Set problem:
Return each line of the records holding the string "JSON".
* begin Listing *
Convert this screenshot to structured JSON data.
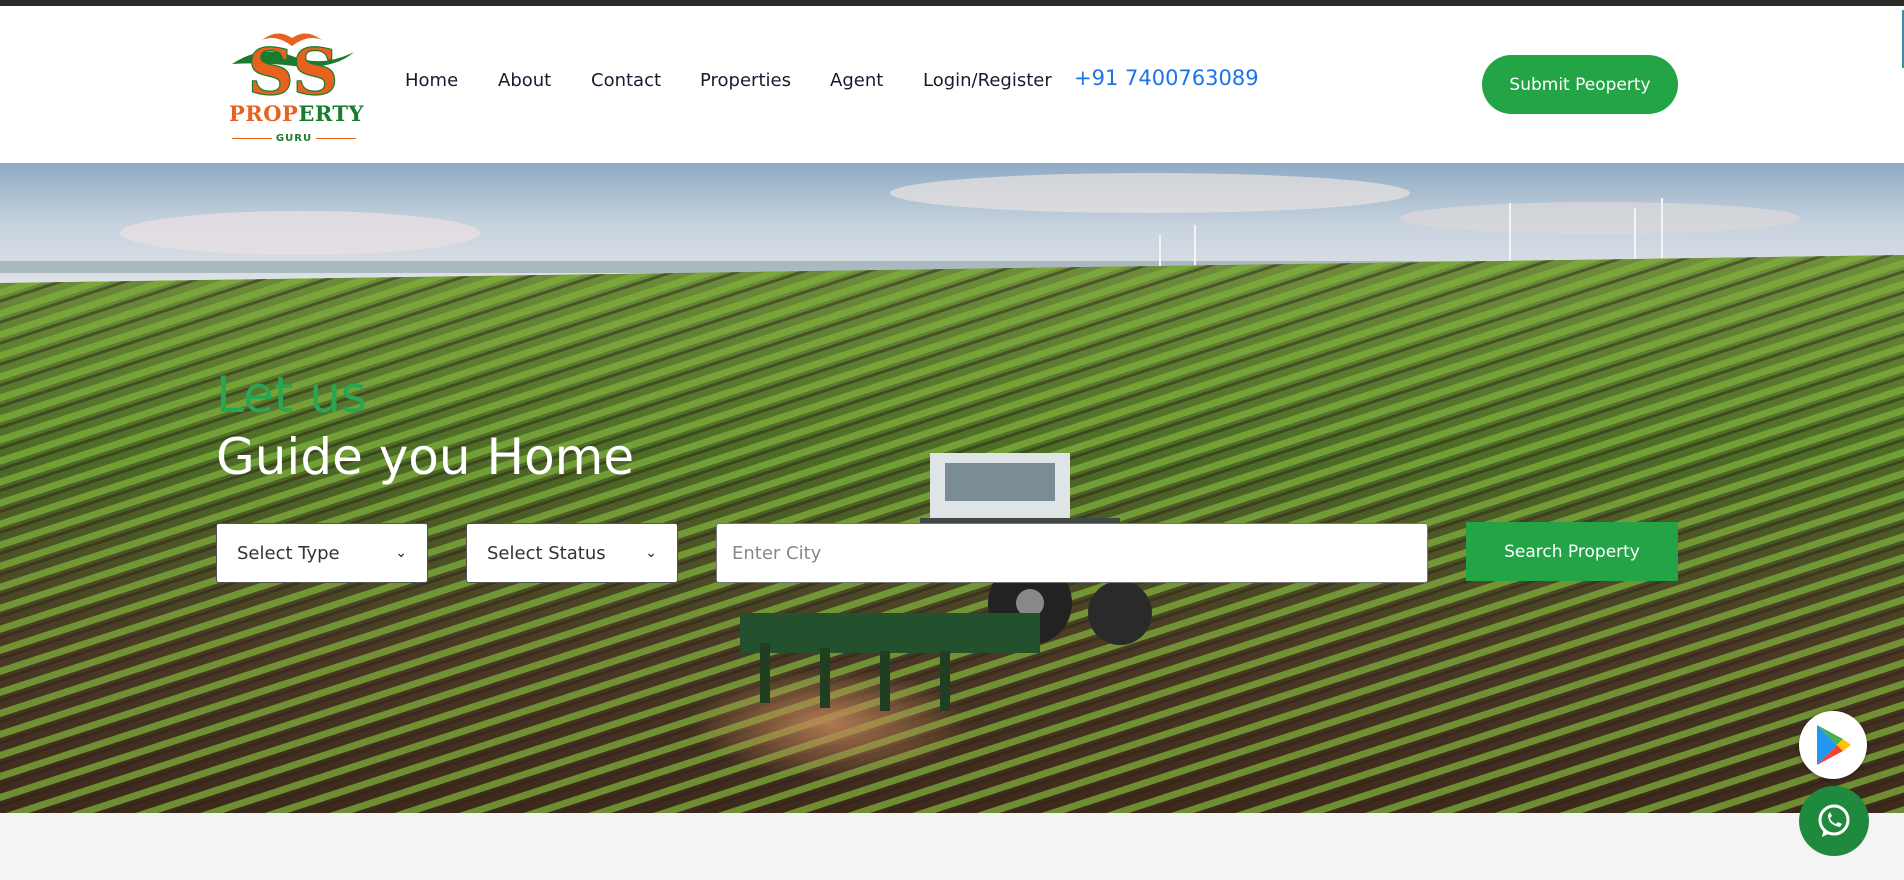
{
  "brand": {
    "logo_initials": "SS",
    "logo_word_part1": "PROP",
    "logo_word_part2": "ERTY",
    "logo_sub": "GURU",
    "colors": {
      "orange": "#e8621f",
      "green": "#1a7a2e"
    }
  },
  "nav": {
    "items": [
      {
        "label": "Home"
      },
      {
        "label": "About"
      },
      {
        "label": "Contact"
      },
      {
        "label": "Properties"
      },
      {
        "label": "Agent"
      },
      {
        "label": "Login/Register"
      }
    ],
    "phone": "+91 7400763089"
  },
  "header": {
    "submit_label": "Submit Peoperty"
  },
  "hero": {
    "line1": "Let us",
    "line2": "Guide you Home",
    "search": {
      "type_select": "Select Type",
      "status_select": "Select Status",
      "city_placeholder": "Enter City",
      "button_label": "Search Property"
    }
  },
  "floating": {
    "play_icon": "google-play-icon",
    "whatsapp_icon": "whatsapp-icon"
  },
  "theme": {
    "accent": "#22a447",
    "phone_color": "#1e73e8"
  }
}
* end Listing *
* begin Listing *
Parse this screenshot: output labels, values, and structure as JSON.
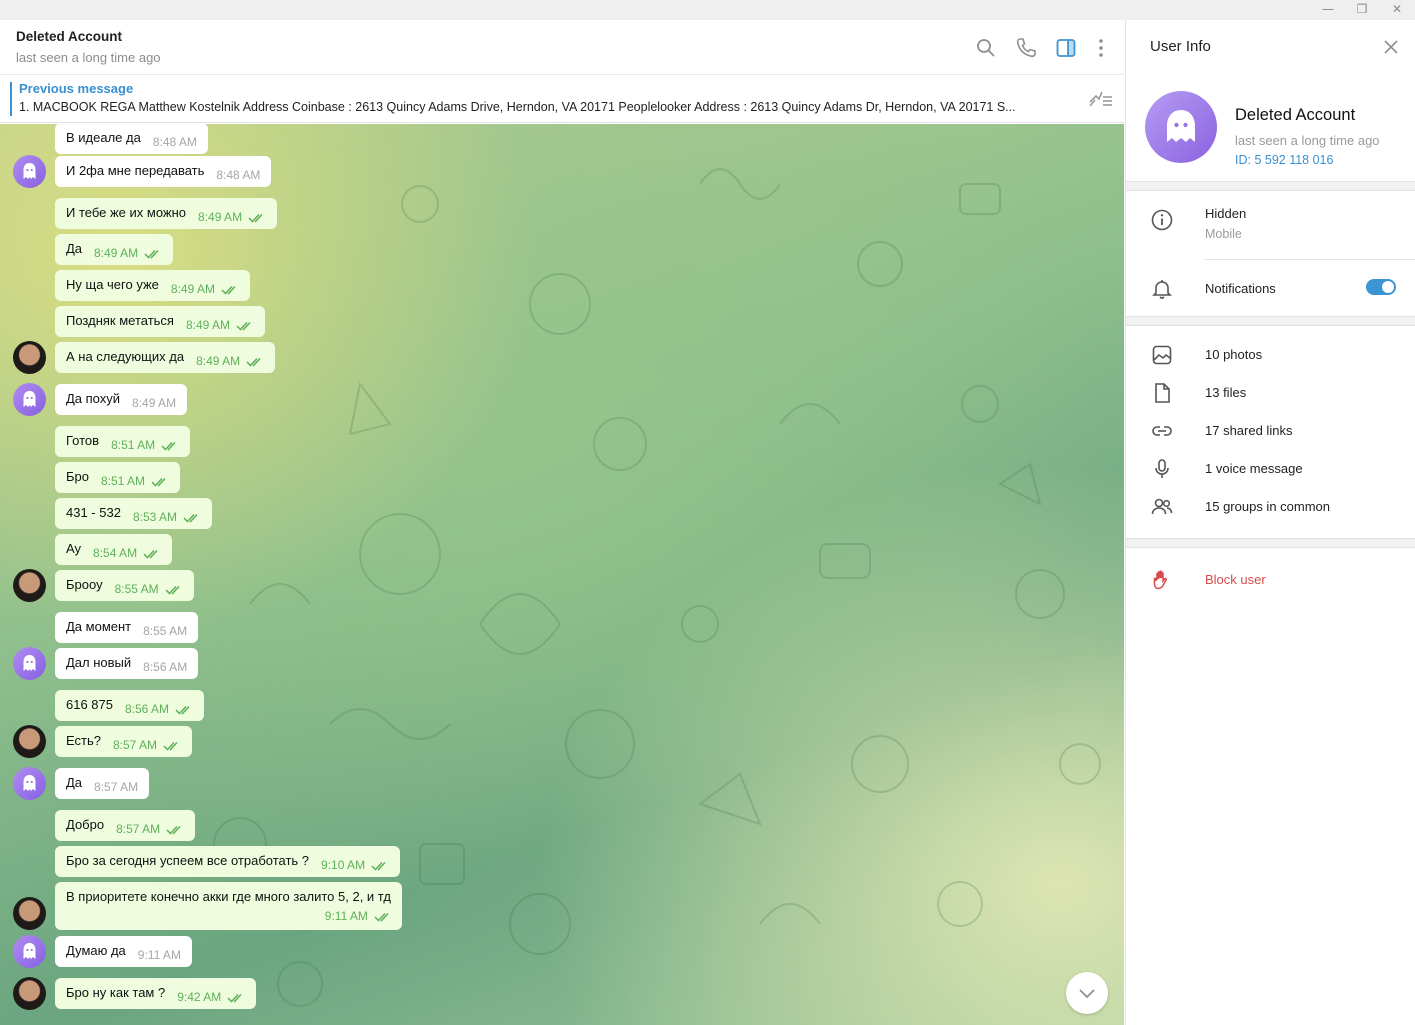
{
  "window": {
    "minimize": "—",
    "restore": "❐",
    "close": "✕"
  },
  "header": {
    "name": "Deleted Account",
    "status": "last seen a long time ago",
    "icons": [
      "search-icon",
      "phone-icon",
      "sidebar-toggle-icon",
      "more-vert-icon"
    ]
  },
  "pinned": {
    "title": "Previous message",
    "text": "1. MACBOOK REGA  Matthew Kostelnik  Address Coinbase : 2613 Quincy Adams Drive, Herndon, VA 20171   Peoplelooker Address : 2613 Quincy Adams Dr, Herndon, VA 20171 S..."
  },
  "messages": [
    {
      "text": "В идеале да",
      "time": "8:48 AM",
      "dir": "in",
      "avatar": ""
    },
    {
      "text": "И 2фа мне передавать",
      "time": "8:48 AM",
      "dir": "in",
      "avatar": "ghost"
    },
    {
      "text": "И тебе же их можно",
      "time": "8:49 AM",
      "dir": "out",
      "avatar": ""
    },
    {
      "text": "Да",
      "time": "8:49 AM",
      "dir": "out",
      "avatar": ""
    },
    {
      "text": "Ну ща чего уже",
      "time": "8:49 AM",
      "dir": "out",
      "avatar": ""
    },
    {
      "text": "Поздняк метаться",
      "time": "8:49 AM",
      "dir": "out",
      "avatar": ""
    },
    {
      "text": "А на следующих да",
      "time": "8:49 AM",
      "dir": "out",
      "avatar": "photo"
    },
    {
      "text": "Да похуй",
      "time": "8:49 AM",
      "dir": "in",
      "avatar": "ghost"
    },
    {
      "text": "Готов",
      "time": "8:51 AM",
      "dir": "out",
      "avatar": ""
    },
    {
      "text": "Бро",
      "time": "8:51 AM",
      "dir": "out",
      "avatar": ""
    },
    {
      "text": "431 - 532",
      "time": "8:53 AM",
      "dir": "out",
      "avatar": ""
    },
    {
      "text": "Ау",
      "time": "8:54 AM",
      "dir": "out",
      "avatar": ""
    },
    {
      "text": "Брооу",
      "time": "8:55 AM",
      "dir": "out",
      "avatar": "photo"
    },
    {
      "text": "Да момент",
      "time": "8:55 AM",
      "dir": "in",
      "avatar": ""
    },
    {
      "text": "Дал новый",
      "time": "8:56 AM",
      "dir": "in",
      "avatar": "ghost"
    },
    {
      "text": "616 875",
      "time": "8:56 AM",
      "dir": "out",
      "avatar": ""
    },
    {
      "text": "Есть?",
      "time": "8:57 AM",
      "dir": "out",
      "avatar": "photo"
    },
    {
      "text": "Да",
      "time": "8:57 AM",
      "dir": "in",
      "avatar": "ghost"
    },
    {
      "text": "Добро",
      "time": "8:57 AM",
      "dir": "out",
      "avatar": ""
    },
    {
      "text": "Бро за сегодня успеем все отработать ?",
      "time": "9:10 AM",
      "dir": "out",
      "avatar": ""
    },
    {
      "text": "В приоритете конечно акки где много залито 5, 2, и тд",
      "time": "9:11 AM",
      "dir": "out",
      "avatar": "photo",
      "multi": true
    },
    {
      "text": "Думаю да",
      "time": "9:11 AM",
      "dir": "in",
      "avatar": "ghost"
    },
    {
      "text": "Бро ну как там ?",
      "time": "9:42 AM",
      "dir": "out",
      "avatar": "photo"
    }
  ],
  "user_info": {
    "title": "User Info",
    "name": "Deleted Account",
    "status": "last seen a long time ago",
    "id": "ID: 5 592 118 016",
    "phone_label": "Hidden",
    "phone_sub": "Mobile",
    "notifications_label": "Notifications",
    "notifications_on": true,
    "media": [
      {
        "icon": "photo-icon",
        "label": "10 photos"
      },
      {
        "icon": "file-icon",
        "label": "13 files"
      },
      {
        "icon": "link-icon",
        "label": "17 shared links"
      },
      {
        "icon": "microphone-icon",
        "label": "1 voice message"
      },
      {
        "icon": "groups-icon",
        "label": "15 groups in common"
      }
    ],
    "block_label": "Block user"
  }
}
* end Listing *
Reply to the task:
Convert this screenshot to structured JSON data.
Parse this screenshot: output labels, values, and structure as JSON.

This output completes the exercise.